Collected data entries
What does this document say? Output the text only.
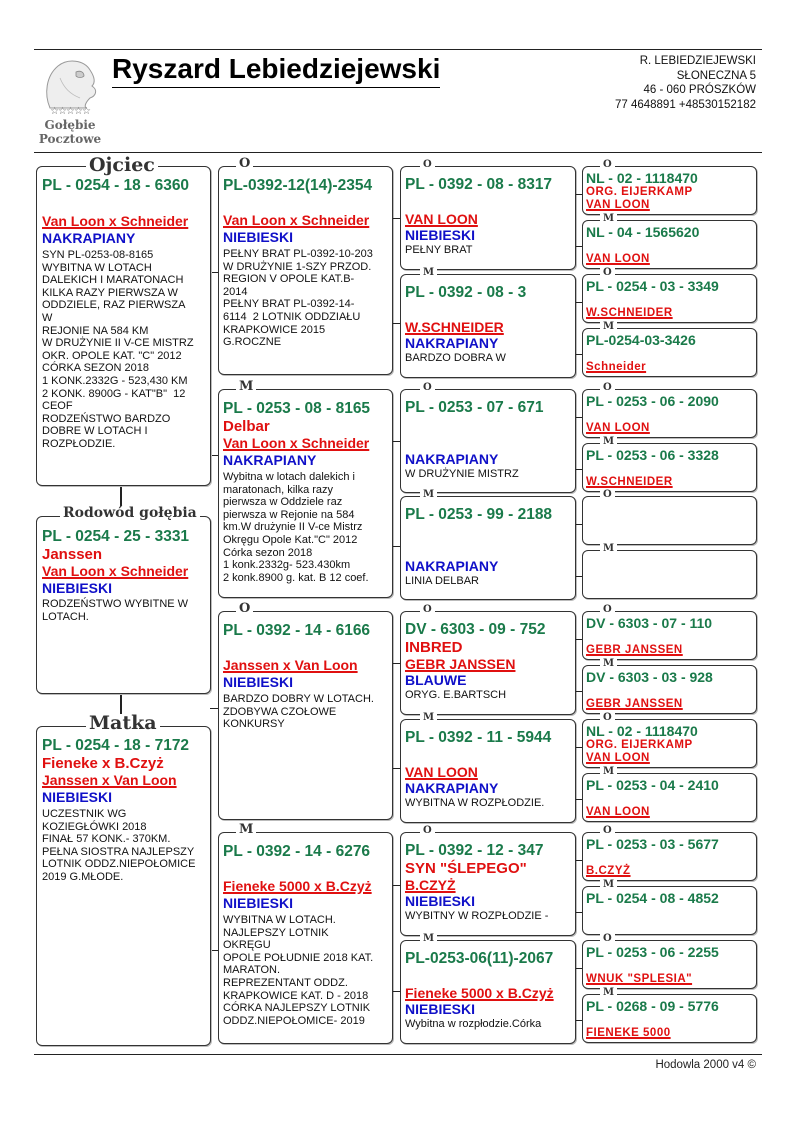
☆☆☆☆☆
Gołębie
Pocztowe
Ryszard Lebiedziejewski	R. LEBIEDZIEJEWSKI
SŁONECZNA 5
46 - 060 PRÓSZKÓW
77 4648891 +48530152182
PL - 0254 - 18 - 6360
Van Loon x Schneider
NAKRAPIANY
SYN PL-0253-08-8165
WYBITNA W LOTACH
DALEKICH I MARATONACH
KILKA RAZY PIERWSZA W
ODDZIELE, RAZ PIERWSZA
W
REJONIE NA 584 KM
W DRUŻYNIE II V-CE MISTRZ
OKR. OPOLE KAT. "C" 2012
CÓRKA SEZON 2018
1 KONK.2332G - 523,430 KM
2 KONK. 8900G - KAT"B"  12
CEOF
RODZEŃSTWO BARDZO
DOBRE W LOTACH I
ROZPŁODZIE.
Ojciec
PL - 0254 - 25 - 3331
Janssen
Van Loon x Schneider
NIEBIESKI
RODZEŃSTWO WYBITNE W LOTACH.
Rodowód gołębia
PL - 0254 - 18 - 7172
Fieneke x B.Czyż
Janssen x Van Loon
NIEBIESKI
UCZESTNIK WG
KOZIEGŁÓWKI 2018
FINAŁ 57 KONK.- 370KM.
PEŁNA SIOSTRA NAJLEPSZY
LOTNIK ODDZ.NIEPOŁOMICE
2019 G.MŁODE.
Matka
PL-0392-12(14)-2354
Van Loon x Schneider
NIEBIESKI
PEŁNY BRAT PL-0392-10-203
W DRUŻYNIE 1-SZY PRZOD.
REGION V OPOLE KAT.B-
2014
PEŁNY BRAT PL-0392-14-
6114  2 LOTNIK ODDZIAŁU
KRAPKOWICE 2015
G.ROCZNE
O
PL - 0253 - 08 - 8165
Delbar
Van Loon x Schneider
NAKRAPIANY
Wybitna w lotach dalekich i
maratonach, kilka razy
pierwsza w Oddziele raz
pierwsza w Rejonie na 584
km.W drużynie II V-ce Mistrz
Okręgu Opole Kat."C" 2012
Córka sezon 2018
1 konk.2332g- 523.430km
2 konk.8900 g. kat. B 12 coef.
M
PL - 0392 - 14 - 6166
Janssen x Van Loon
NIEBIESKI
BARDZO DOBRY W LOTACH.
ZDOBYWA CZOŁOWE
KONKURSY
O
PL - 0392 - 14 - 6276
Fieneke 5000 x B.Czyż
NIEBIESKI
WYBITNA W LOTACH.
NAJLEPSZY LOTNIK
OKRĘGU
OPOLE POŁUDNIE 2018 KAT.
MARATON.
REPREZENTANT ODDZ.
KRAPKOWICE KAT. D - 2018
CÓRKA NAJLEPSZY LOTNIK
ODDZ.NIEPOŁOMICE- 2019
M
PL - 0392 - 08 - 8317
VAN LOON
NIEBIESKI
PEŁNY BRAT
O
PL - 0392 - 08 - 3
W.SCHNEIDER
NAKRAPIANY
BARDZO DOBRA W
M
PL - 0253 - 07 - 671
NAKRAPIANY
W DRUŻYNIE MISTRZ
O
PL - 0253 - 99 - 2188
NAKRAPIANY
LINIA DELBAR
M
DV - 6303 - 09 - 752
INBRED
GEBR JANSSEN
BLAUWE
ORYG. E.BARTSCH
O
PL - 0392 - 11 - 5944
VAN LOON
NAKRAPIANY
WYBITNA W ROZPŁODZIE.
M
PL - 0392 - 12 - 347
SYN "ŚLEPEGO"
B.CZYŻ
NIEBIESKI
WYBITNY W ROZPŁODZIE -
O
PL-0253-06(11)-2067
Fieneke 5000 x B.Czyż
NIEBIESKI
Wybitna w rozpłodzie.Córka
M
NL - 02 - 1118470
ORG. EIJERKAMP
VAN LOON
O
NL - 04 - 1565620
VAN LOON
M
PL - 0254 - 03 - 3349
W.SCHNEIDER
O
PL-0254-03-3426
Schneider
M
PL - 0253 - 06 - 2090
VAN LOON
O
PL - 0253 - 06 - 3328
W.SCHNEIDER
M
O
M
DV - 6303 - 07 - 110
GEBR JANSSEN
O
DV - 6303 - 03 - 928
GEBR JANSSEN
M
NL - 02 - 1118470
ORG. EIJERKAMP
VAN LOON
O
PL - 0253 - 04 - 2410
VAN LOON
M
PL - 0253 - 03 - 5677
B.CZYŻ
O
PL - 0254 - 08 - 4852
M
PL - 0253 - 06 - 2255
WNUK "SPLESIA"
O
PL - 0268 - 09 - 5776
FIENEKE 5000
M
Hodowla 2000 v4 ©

**Work to be completed**
Lines that include the word "NIEPOŁOMICE" are to be extracted from the data above.

**Answer for this exercise**
LOTNIK ODDZ.NIEPOŁOMICE
ODDZ.NIEPOŁOMICE- 2019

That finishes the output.